EXERCISE GOAL
Take the entries below and print all of them exactly, please.

PROVIDED INFORMATION
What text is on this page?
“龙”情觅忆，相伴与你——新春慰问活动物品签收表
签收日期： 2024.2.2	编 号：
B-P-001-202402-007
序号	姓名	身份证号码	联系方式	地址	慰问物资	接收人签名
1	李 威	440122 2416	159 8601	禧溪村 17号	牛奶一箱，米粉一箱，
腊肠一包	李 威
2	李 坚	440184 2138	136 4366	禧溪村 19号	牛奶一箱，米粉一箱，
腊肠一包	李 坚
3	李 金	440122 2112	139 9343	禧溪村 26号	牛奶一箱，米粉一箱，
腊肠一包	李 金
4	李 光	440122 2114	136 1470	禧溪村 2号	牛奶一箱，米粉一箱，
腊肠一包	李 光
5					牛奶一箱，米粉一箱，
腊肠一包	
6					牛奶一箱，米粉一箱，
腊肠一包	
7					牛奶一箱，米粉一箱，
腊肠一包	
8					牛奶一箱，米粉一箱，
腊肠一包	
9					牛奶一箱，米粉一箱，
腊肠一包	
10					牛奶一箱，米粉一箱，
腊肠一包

OUTPUT BELOW
What text is on this page?
“龙”情觅忆，相伴与你——新春慰问活动物品签收表
签收日期： 2024.2.2	编 号：
B-P-001-202402-007
序号	姓名	身份证号码	联系方式	地址	慰问物资	接收人签名
1	李 威	440122 2416	159 8601	禧溪村 17号	牛奶一箱，米粉一箱，
腊肠一包	李 威
2	李 坚	440184 2138	136 4366	禧溪村 19号	牛奶一箱，米粉一箱，
腊肠一包	李 坚
3	李 金	440122 2112	139 9343	禧溪村 26号	牛奶一箱，米粉一箱，
腊肠一包	李 金
4	李 光	440122 2114	136 1470	禧溪村 2号	牛奶一箱，米粉一箱，
腊肠一包	李 光
5					牛奶一箱，米粉一箱，
腊肠一包	
6					牛奶一箱，米粉一箱，
腊肠一包	
7					牛奶一箱，米粉一箱，
腊肠一包	
8					牛奶一箱，米粉一箱，
腊肠一包	
9					牛奶一箱，米粉一箱，
腊肠一包	
10					牛奶一箱，米粉一箱，
腊肠一包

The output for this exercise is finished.